The request: Gather each line of the entries below that includes "color".

Supplied records:
#####

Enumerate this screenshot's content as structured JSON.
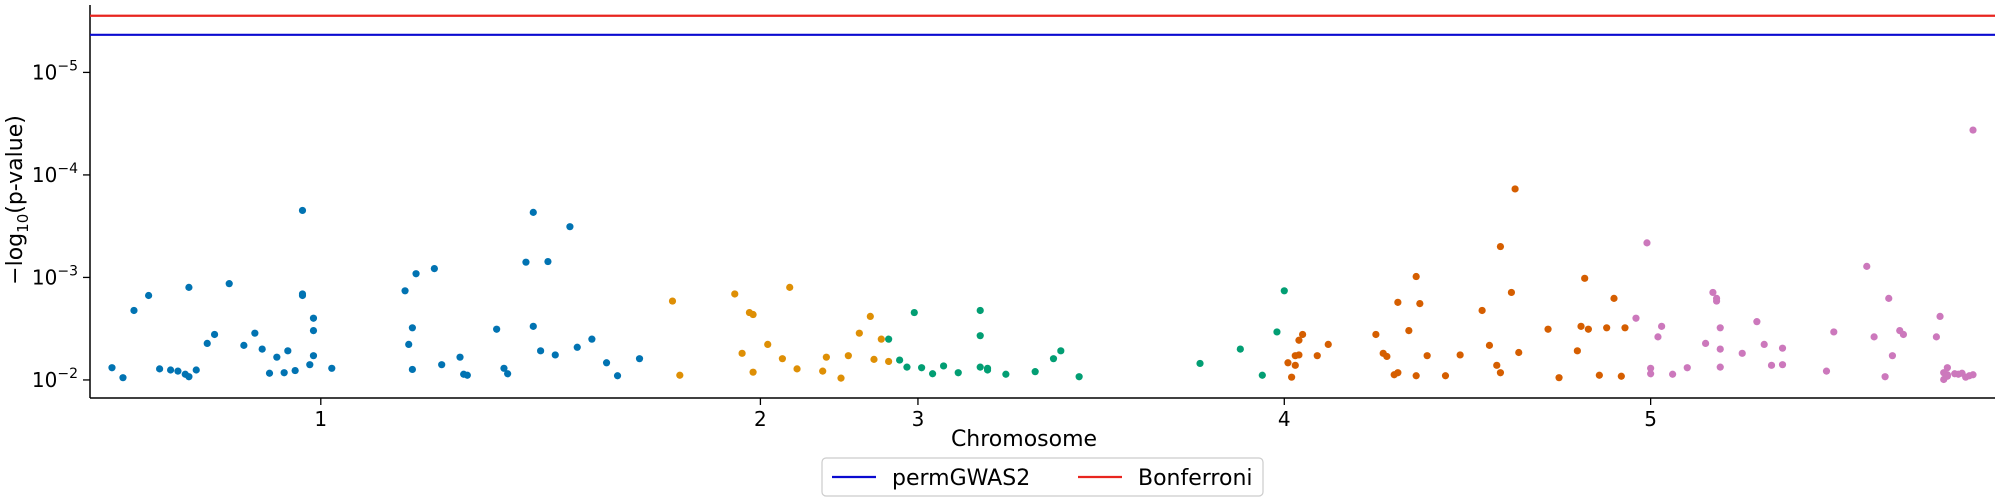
{
  "chart_data": {
    "type": "scatter",
    "title": "",
    "xlabel": "Chromosome",
    "ylabel_prefix": "−log",
    "ylabel_sub": "10",
    "ylabel_suffix": "(p-value)",
    "y_scale": "log-inverted",
    "ylim": [
      0.015,
      2.2e-06
    ],
    "xlim": [
      0.37,
      5.57
    ],
    "x_ticks": [
      1,
      2,
      3,
      4,
      5
    ],
    "x_tick_labels": [
      "1",
      "2",
      "3",
      "4",
      "5"
    ],
    "x_tick_positions": [
      1,
      2.2,
      2.63,
      3.63,
      4.63
    ],
    "y_ticks": [
      {
        "value": 0.01,
        "label": "10",
        "exp": "−2"
      },
      {
        "value": 0.001,
        "label": "10",
        "exp": "−3"
      },
      {
        "value": 0.0001,
        "label": "10",
        "exp": "−4"
      },
      {
        "value": 1e-05,
        "label": "10",
        "exp": "−5"
      }
    ],
    "grid": false,
    "legend_position": "bottom-center",
    "thresholds": [
      {
        "name": "permGWAS2",
        "value": 4.3e-06,
        "color": "#0a0ad0"
      },
      {
        "name": "Bonferroni",
        "value": 2.8e-06,
        "color": "#e8251f"
      }
    ],
    "series": [
      {
        "color": "#0173b2",
        "points": [
          [
            0.43,
            0.0076
          ],
          [
            0.46,
            0.0095
          ],
          [
            0.49,
            0.0021
          ],
          [
            0.53,
            0.0015
          ],
          [
            0.56,
            0.0078
          ],
          [
            0.59,
            0.008
          ],
          [
            0.61,
            0.0082
          ],
          [
            0.63,
            0.0088
          ],
          [
            0.64,
            0.0093
          ],
          [
            0.66,
            0.008
          ],
          [
            0.69,
            0.0044
          ],
          [
            0.71,
            0.0036
          ],
          [
            0.64,
            0.00125
          ],
          [
            0.75,
            0.00115
          ],
          [
            0.79,
            0.0046
          ],
          [
            0.82,
            0.0035
          ],
          [
            0.84,
            0.005
          ],
          [
            0.86,
            0.0086
          ],
          [
            0.88,
            0.006
          ],
          [
            0.9,
            0.0085
          ],
          [
            0.91,
            0.0052
          ],
          [
            0.93,
            0.0081
          ],
          [
            0.95,
            0.00145
          ],
          [
            0.95,
            0.0015
          ],
          [
            0.95,
            0.000222
          ],
          [
            0.97,
            0.0071
          ],
          [
            0.98,
            0.0058
          ],
          [
            0.98,
            0.0033
          ],
          [
            0.98,
            0.0025
          ],
          [
            1.03,
            0.0077
          ],
          [
            1.23,
            0.00135
          ],
          [
            1.24,
            0.0045
          ],
          [
            1.25,
            0.0079
          ],
          [
            1.25,
            0.0031
          ],
          [
            1.26,
            0.00092
          ],
          [
            1.31,
            0.00082
          ],
          [
            1.33,
            0.0071
          ],
          [
            1.38,
            0.006
          ],
          [
            1.39,
            0.0088
          ],
          [
            1.4,
            0.009
          ],
          [
            1.48,
            0.0032
          ],
          [
            1.5,
            0.0077
          ],
          [
            1.51,
            0.0087
          ],
          [
            1.56,
            0.00071
          ],
          [
            1.58,
            0.003
          ],
          [
            1.58,
            0.000232
          ],
          [
            1.6,
            0.0052
          ],
          [
            1.62,
            0.0007
          ],
          [
            1.64,
            0.0057
          ],
          [
            1.68,
            0.00032
          ],
          [
            1.7,
            0.0048
          ],
          [
            1.74,
            0.004
          ],
          [
            1.78,
            0.0068
          ],
          [
            1.81,
            0.0091
          ],
          [
            1.87,
            0.0062
          ]
        ]
      },
      {
        "color": "#de8f05",
        "points": [
          [
            1.96,
            0.0017
          ],
          [
            1.98,
            0.009
          ],
          [
            2.13,
            0.00145
          ],
          [
            2.15,
            0.0055
          ],
          [
            2.17,
            0.0022
          ],
          [
            2.18,
            0.0023
          ],
          [
            2.18,
            0.0084
          ],
          [
            2.22,
            0.0045
          ],
          [
            2.26,
            0.0062
          ],
          [
            2.28,
            0.00125
          ],
          [
            2.3,
            0.0078
          ],
          [
            2.37,
            0.0082
          ],
          [
            2.38,
            0.006
          ],
          [
            2.42,
            0.0096
          ],
          [
            2.44,
            0.0058
          ],
          [
            2.47,
            0.0035
          ],
          [
            2.5,
            0.0024
          ],
          [
            2.51,
            0.0063
          ],
          [
            2.53,
            0.004
          ],
          [
            2.55,
            0.0066
          ]
        ]
      },
      {
        "color": "#029e73",
        "points": [
          [
            2.55,
            0.004
          ],
          [
            2.62,
            0.0022
          ],
          [
            2.58,
            0.0064
          ],
          [
            2.6,
            0.0075
          ],
          [
            2.64,
            0.0076
          ],
          [
            2.67,
            0.0087
          ],
          [
            2.7,
            0.0073
          ],
          [
            2.74,
            0.0085
          ],
          [
            2.8,
            0.0075
          ],
          [
            2.82,
            0.008
          ],
          [
            2.82,
            0.0077
          ],
          [
            2.8,
            0.0037
          ],
          [
            2.8,
            0.0021
          ],
          [
            2.87,
            0.0088
          ],
          [
            2.95,
            0.0083
          ],
          [
            3.0,
            0.0062
          ],
          [
            3.02,
            0.0052
          ],
          [
            3.07,
            0.0093
          ],
          [
            3.4,
            0.0069
          ],
          [
            3.51,
            0.005
          ],
          [
            3.57,
            0.009
          ],
          [
            3.61,
            0.0034
          ],
          [
            3.63,
            0.00135
          ]
        ]
      },
      {
        "color": "#d55e00",
        "points": [
          [
            3.64,
            0.0068
          ],
          [
            3.65,
            0.0094
          ],
          [
            3.66,
            0.0072
          ],
          [
            3.66,
            0.0058
          ],
          [
            3.67,
            0.0041
          ],
          [
            3.67,
            0.0057
          ],
          [
            3.68,
            0.0036
          ],
          [
            3.72,
            0.0058
          ],
          [
            3.75,
            0.0045
          ],
          [
            3.88,
            0.0036
          ],
          [
            3.9,
            0.0055
          ],
          [
            3.91,
            0.0059
          ],
          [
            3.93,
            0.0089
          ],
          [
            3.94,
            0.00175
          ],
          [
            3.94,
            0.0085
          ],
          [
            3.97,
            0.0033
          ],
          [
            3.99,
            0.0091
          ],
          [
            3.99,
            0.00098
          ],
          [
            4.0,
            0.0018
          ],
          [
            4.02,
            0.0058
          ],
          [
            4.07,
            0.0091
          ],
          [
            4.11,
            0.0057
          ],
          [
            4.17,
            0.0021
          ],
          [
            4.19,
            0.0046
          ],
          [
            4.21,
            0.0072
          ],
          [
            4.22,
            0.0085
          ],
          [
            4.22,
            0.0005
          ],
          [
            4.25,
            0.0014
          ],
          [
            4.26,
            0.000137
          ],
          [
            4.27,
            0.0054
          ],
          [
            4.35,
            0.0032
          ],
          [
            4.38,
            0.0095
          ],
          [
            4.43,
            0.0052
          ],
          [
            4.44,
            0.003
          ],
          [
            4.45,
            0.00102
          ],
          [
            4.46,
            0.0032
          ],
          [
            4.49,
            0.009
          ],
          [
            4.51,
            0.0031
          ],
          [
            4.53,
            0.0016
          ],
          [
            4.55,
            0.0092
          ],
          [
            4.56,
            0.0031
          ]
        ]
      },
      {
        "color": "#cc78bc",
        "points": [
          [
            4.59,
            0.0025
          ],
          [
            4.62,
            0.00046
          ],
          [
            4.65,
            0.0038
          ],
          [
            4.63,
            0.0087
          ],
          [
            4.66,
            0.003
          ],
          [
            4.69,
            0.0088
          ],
          [
            4.73,
            0.0076
          ],
          [
            4.78,
            0.0044
          ],
          [
            4.8,
            0.0014
          ],
          [
            4.81,
            0.0016
          ],
          [
            4.82,
            0.0031
          ],
          [
            4.82,
            0.005
          ],
          [
            4.81,
            0.0017
          ],
          [
            4.82,
            0.0075
          ],
          [
            4.88,
            0.0055
          ],
          [
            4.92,
            0.0027
          ],
          [
            4.94,
            0.0045
          ],
          [
            4.96,
            0.0072
          ],
          [
            4.99,
            0.0071
          ],
          [
            4.99,
            0.0049
          ],
          [
            4.63,
            0.0077
          ],
          [
            5.11,
            0.0082
          ],
          [
            5.13,
            0.0034
          ],
          [
            5.22,
            0.00078
          ],
          [
            5.24,
            0.0038
          ],
          [
            5.27,
            0.0093
          ],
          [
            5.28,
            0.0016
          ],
          [
            5.29,
            0.0058
          ],
          [
            5.31,
            0.0033
          ],
          [
            5.32,
            0.0036
          ],
          [
            5.41,
            0.0038
          ],
          [
            5.42,
            0.0024
          ],
          [
            5.43,
            0.0085
          ],
          [
            5.43,
            0.0099
          ],
          [
            5.44,
            0.0076
          ],
          [
            5.44,
            0.0089
          ],
          [
            5.44,
            0.0092
          ],
          [
            5.46,
            0.0087
          ],
          [
            5.47,
            0.0088
          ],
          [
            5.48,
            0.0086
          ],
          [
            5.49,
            0.0094
          ],
          [
            5.5,
            0.0091
          ],
          [
            5.51,
            0.0089
          ],
          [
            5.51,
            3.65e-05
          ]
        ]
      }
    ]
  }
}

#####

The response:
        "color": "#0a0ad0"
        "color": "#e8251f"
        "color": "#0173b2",
        "color": "#de8f05",
        "color": "#029e73",
        "color": "#d55e00",
        "color": "#cc78bc",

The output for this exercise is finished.